• **BRIEF**
Copy the material below line for line, without any changes, and omit the pictures.

• **THE DATA**
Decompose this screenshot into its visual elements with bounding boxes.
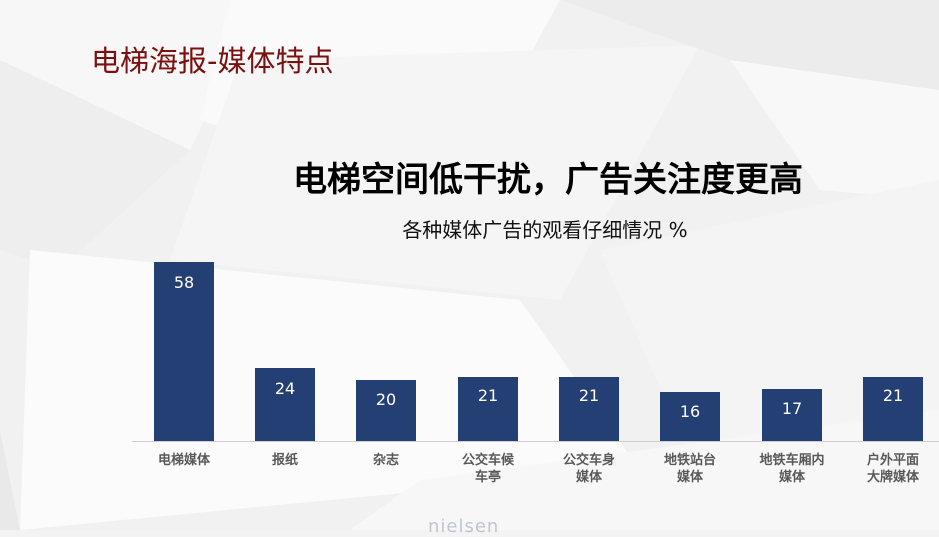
- category-label-line1: 地铁车厢内: [759, 453, 825, 468]
- category-label-line1: 公交车身: [562, 453, 615, 468]
- headline: 电梯空间低干扰，广告关注度更高: [293, 160, 803, 200]
- bar-newspaper: 24: [255, 368, 315, 441]
- category-label: 电梯媒体: [134, 452, 234, 469]
- bar-outdoor-billboard: 21: [863, 377, 923, 441]
- category-label-line2: 媒体: [778, 470, 805, 485]
- category-label-line1: 杂志: [372, 453, 399, 468]
- bar-value-label: 21: [882, 386, 904, 405]
- bar-magazine: 20: [356, 380, 416, 441]
- chart-subtitle: 各种媒体广告的观看仔细情况 %: [402, 218, 688, 242]
- category-label-line1: 地铁站台: [663, 453, 716, 468]
- bar-value-label: 24: [274, 379, 296, 398]
- category-label: 户外平面 大牌媒体: [843, 452, 939, 486]
- category-label: 地铁站台 媒体: [640, 452, 740, 486]
- bar-bus-body: 21: [559, 377, 619, 441]
- bar-value-label: 58: [173, 273, 195, 292]
- bar-bus-shelter: 21: [458, 377, 518, 441]
- category-label: 杂志: [336, 452, 436, 469]
- category-label-line1: 报纸: [271, 453, 298, 468]
- bar-value-label: 17: [781, 399, 803, 418]
- bar-value-label: 20: [375, 390, 397, 409]
- x-axis-line: [132, 441, 939, 442]
- category-label: 地铁车厢内 媒体: [742, 452, 842, 486]
- category-label: 公交车候 车亭: [438, 452, 538, 486]
- bar-value-label: 21: [578, 386, 600, 405]
- slide-title: 电梯海报-媒体特点: [91, 44, 334, 78]
- category-label-line2: 媒体: [575, 470, 602, 485]
- category-label-line2: 车亭: [474, 470, 501, 485]
- source-watermark: nielsen: [428, 516, 500, 537]
- bar-elevator-media: 58: [154, 262, 214, 441]
- bar-value-label: 21: [477, 386, 499, 405]
- category-label-line1: 电梯媒体: [157, 453, 210, 468]
- bar-value-label: 16: [679, 402, 701, 421]
- bar-subway-platform: 16: [660, 392, 720, 441]
- bar-subway-car: 17: [762, 389, 822, 441]
- category-label: 公交车身 媒体: [539, 452, 639, 486]
- category-label-line1: 公交车候: [461, 453, 514, 468]
- category-label-line1: 户外平面: [866, 453, 919, 468]
- category-label-line2: 媒体: [676, 470, 703, 485]
- category-label-line2: 大牌媒体: [866, 470, 919, 485]
- category-label: 报纸: [235, 452, 335, 469]
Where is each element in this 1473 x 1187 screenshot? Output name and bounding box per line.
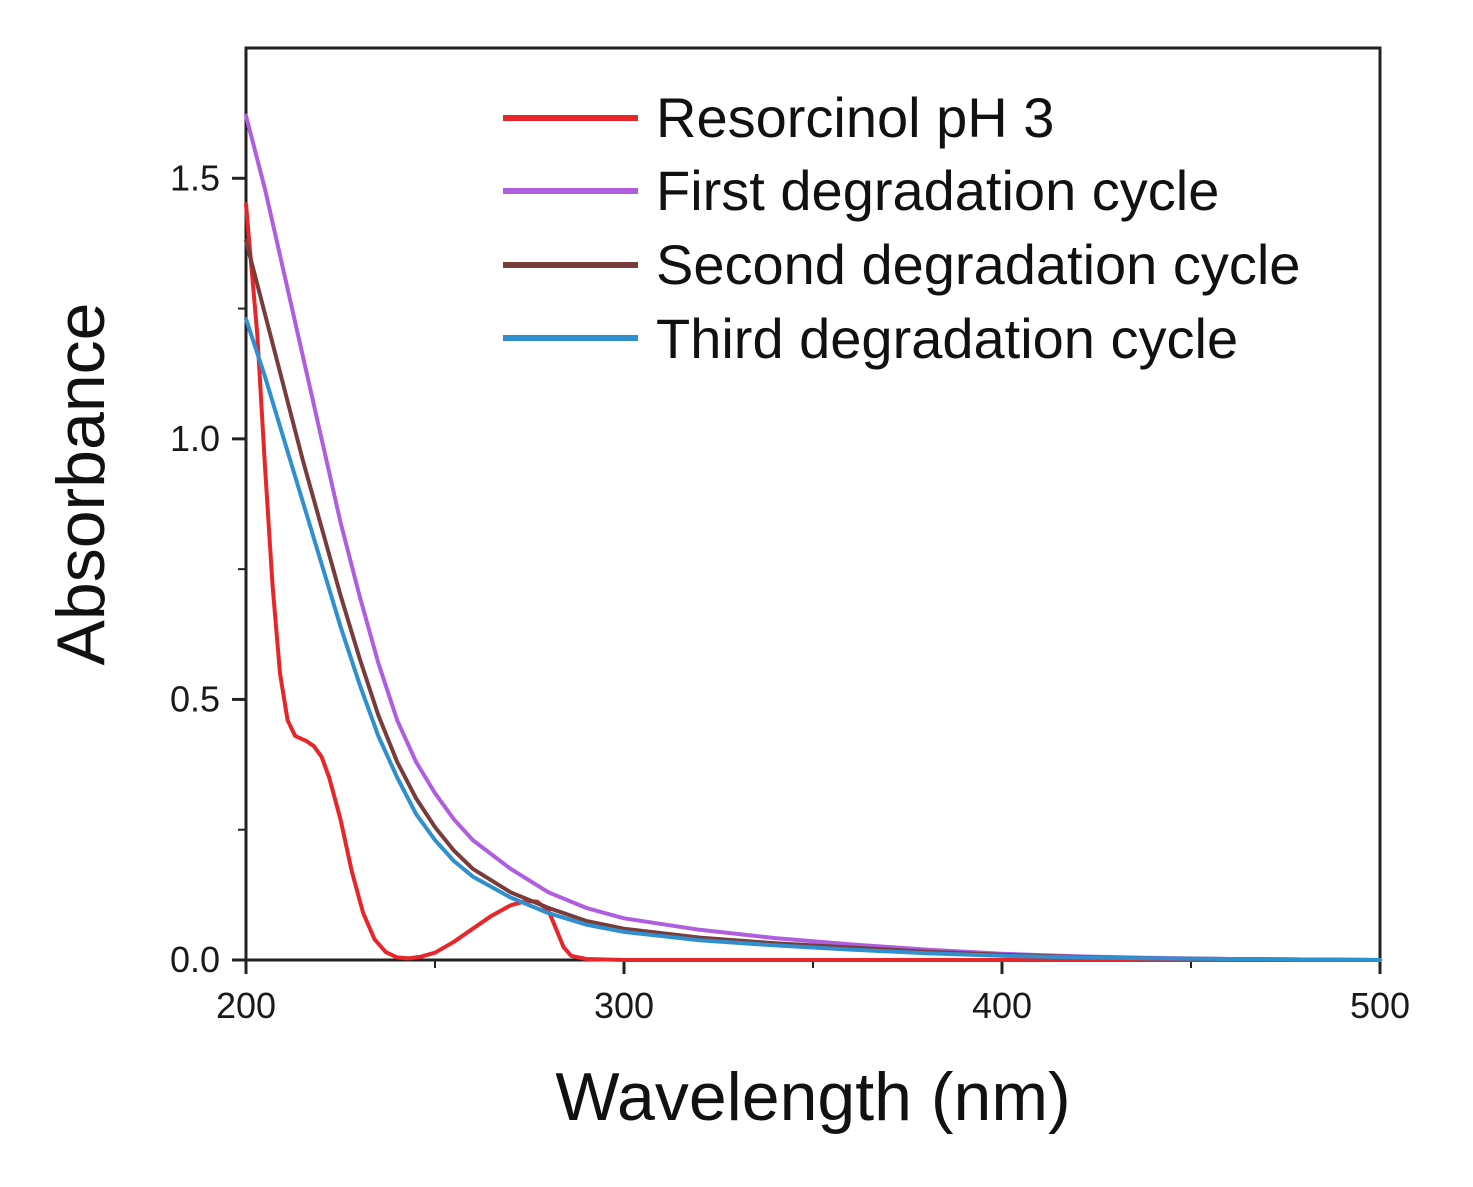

• **SOLUTION FOR THIS EXERCISE**
Decompose this screenshot into its visual elements with bounding boxes.
- category-label-line1: 地铁车厢内: [759, 453, 825, 468]
- category-label-line1: 公交车身: [562, 453, 615, 468]
- headline: 电梯空间低干扰，广告关注度更高: [293, 160, 803, 200]
- bar-newspaper: 24: [255, 368, 315, 441]
- category-label: 电梯媒体: [134, 452, 234, 469]
- bar-outdoor-billboard: 21: [863, 377, 923, 441]
- category-label-line2: 媒体: [778, 470, 805, 485]
- category-label-line1: 杂志: [372, 453, 399, 468]
- bar-value-label: 21: [882, 386, 904, 405]
- bar-magazine: 20: [356, 380, 416, 441]
- chart-subtitle: 各种媒体广告的观看仔细情况 %: [402, 218, 688, 242]
- category-label-line1: 地铁站台: [663, 453, 716, 468]
- bar-value-label: 24: [274, 379, 296, 398]
- category-label: 户外平面 大牌媒体: [843, 452, 939, 486]
- category-label: 地铁站台 媒体: [640, 452, 740, 486]
- bar-bus-body: 21: [559, 377, 619, 441]
- bar-value-label: 58: [173, 273, 195, 292]
- bar-bus-shelter: 21: [458, 377, 518, 441]
- category-label: 杂志: [336, 452, 436, 469]
- category-label-line1: 报纸: [271, 453, 298, 468]
- bar-value-label: 17: [781, 399, 803, 418]
- bar-value-label: 20: [375, 390, 397, 409]
- x-axis-line: [132, 441, 939, 442]
- category-label: 地铁车厢内 媒体: [742, 452, 842, 486]
- category-label: 公交车候 车亭: [438, 452, 538, 486]
- bar-value-label: 21: [578, 386, 600, 405]
- slide-title: 电梯海报-媒体特点: [91, 44, 334, 78]
- category-label-line2: 媒体: [575, 470, 602, 485]
- category-label-line2: 车亭: [474, 470, 501, 485]
- source-watermark: nielsen: [428, 516, 500, 537]
- bar-elevator-media: 58: [154, 262, 214, 441]
- bar-value-label: 21: [477, 386, 499, 405]
- category-label-line1: 电梯媒体: [157, 453, 210, 468]
- bar-value-label: 16: [679, 402, 701, 421]
- bar-subway-platform: 16: [660, 392, 720, 441]
- bar-subway-car: 17: [762, 389, 822, 441]
- category-label: 公交车身 媒体: [539, 452, 639, 486]
- category-label-line1: 公交车候: [461, 453, 514, 468]
- category-label-line1: 户外平面: [866, 453, 919, 468]
- category-label-line2: 媒体: [676, 470, 703, 485]
- category-label-line2: 大牌媒体: [866, 470, 919, 485]
- category-label: 报纸: [235, 452, 335, 469]
Where is each element in this 1473 x 1187 screenshot? Output name and bounding box per line.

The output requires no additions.